Exercise instructions:
Where a line contains the word "text", copy that line.

Material shown:
• • • • •
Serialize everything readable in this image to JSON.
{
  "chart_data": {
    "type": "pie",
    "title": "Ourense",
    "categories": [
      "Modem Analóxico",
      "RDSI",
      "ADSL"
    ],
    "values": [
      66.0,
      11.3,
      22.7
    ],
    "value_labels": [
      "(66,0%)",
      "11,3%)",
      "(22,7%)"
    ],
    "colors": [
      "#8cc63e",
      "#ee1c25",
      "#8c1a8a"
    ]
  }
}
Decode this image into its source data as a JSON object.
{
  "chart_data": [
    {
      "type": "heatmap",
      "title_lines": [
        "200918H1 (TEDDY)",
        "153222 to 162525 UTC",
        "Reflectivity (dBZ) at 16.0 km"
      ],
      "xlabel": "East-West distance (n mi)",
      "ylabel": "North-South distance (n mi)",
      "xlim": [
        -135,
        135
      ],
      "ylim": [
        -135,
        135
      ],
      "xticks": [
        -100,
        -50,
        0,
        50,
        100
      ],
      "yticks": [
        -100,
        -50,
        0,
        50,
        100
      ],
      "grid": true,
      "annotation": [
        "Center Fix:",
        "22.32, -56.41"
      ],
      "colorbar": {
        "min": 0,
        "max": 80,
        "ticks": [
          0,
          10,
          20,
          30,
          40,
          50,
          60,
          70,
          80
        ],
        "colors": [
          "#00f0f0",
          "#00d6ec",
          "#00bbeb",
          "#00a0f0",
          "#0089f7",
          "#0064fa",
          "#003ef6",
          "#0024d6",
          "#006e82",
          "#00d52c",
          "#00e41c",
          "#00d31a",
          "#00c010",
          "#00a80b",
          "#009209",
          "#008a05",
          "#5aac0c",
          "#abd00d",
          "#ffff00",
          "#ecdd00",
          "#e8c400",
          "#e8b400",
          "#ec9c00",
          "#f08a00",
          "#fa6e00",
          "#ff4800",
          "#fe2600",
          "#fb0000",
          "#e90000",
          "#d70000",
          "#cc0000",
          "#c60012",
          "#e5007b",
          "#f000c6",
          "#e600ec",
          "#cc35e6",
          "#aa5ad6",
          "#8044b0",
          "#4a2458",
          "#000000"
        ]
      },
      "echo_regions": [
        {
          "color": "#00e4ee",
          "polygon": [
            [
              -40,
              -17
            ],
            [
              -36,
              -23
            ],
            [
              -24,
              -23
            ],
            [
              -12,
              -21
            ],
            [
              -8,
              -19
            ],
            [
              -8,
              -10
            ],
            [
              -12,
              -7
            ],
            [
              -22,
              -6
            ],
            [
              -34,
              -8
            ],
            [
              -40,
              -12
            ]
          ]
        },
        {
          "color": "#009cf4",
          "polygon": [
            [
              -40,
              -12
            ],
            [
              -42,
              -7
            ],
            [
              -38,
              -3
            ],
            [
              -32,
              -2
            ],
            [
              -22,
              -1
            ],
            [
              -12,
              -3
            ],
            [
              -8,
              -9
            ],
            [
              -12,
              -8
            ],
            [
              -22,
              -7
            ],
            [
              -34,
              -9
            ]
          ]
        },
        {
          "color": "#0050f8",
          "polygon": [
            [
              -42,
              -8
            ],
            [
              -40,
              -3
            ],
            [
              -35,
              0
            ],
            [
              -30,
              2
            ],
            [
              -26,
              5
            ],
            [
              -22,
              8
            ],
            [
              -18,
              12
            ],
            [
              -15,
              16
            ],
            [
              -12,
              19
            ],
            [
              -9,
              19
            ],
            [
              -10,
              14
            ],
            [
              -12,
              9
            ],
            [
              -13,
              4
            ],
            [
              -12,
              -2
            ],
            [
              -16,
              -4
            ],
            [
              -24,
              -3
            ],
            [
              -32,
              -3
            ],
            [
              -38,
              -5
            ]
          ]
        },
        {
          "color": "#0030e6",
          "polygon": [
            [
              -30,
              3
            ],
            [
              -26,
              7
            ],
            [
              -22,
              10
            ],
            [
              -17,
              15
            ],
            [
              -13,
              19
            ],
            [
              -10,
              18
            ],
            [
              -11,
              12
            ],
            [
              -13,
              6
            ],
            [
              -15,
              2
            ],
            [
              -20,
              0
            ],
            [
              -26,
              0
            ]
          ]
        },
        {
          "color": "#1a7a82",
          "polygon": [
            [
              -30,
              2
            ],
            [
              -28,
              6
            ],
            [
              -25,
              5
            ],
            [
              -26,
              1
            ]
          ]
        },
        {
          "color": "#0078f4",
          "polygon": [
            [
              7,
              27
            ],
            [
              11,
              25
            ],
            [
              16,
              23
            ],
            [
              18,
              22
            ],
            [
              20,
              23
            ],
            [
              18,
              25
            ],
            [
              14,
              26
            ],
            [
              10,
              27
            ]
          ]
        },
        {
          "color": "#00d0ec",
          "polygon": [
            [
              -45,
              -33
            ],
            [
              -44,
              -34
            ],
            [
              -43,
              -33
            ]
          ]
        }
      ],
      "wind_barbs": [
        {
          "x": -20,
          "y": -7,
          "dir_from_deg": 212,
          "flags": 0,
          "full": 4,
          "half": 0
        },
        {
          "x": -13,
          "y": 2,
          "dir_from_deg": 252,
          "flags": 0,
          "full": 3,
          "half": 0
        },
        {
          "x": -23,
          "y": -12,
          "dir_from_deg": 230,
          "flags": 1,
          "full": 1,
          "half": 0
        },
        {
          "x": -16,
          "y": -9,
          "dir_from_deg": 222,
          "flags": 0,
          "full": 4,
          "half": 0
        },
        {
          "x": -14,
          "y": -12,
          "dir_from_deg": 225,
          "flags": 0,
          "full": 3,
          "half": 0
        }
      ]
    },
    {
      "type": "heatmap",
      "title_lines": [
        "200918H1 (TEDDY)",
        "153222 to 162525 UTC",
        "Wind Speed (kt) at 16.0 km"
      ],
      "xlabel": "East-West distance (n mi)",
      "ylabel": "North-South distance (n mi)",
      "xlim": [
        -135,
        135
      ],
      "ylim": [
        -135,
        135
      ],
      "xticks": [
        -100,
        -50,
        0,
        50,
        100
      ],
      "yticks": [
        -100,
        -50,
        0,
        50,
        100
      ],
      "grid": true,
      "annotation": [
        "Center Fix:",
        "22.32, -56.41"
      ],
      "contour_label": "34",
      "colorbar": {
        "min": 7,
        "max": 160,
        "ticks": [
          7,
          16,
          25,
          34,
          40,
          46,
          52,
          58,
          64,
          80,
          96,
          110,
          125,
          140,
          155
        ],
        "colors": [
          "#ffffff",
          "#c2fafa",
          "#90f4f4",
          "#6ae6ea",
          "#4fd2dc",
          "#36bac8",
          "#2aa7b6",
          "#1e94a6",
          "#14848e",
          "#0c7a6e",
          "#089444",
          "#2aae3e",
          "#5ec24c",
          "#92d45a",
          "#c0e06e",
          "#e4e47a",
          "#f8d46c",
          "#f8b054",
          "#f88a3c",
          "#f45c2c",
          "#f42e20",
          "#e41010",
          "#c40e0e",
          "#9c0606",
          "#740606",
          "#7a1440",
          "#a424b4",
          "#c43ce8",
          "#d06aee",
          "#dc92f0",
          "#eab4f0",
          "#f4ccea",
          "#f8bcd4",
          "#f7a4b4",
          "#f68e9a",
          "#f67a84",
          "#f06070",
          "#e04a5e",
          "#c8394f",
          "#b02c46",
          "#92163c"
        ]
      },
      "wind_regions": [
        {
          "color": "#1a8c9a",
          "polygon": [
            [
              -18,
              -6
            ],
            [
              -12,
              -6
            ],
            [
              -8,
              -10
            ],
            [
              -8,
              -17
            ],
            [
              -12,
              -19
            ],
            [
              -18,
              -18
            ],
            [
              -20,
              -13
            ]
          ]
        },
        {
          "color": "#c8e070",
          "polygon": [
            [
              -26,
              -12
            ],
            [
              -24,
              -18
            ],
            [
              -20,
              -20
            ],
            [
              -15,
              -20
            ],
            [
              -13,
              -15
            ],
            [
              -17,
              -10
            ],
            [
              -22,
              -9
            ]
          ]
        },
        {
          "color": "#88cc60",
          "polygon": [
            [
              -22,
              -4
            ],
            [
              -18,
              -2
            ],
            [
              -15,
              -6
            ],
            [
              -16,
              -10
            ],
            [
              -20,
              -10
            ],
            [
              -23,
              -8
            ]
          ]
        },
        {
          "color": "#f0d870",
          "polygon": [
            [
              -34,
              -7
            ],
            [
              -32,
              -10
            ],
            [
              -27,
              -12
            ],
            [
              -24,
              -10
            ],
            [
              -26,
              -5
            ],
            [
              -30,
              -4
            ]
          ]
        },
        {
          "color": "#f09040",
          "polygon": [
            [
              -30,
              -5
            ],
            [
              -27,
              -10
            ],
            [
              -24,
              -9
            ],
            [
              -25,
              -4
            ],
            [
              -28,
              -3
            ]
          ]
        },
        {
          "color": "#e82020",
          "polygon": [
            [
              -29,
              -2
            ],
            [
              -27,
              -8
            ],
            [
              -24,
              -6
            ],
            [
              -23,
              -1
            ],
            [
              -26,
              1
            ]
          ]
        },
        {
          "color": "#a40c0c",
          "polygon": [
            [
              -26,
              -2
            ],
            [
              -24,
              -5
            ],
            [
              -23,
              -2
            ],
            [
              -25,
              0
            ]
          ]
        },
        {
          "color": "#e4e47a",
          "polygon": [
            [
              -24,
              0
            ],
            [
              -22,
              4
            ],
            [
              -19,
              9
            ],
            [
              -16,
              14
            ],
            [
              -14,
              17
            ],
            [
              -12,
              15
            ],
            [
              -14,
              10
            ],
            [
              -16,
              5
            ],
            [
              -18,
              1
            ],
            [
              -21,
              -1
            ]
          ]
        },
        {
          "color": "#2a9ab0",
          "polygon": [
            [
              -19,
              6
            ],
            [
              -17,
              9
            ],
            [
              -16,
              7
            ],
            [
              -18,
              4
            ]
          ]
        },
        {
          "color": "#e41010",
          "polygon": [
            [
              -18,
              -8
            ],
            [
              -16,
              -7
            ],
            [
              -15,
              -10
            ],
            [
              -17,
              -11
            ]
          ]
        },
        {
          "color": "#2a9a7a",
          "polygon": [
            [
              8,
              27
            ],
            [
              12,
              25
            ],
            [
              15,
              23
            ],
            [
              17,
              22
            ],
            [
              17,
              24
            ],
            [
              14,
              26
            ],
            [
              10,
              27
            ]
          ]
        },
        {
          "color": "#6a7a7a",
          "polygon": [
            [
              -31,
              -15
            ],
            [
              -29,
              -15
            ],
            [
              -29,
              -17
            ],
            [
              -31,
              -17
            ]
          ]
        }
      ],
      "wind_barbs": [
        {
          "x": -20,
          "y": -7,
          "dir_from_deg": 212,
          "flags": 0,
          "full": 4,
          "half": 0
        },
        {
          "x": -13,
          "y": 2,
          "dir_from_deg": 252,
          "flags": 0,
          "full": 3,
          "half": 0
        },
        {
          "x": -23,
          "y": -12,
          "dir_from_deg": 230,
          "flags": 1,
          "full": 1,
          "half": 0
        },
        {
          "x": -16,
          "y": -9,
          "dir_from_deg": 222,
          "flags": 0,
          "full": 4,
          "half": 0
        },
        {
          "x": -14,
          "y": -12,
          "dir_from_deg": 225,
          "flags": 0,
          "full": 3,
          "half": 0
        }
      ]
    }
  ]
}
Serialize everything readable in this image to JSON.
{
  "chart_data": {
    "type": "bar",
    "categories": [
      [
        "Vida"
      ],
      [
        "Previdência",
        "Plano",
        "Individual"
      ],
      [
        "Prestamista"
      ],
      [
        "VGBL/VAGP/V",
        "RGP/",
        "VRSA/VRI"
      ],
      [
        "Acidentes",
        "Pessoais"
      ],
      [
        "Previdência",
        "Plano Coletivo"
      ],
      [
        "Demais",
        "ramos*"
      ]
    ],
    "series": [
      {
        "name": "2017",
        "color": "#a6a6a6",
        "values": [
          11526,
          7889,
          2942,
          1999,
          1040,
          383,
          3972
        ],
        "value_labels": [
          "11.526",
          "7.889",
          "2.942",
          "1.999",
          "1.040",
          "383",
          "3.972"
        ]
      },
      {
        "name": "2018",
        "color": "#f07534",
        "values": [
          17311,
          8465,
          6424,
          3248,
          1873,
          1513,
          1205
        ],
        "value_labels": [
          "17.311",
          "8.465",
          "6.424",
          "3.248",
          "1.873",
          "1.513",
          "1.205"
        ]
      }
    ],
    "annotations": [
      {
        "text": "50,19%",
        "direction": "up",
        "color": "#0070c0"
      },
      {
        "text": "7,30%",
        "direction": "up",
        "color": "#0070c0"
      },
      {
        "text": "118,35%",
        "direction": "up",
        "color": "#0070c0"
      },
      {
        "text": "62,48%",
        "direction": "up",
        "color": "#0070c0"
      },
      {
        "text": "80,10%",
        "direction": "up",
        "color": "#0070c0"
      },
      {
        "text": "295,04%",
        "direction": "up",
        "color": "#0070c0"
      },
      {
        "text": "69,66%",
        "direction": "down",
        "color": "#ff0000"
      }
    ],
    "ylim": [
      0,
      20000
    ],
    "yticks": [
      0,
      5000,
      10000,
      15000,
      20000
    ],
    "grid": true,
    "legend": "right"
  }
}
• • • • •
Answer in full:
        "text": "50,19%",
        "text": "7,30%",
        "text": "118,35%",
        "text": "62,48%",
        "text": "80,10%",
        "text": "295,04%",
        "text": "69,66%",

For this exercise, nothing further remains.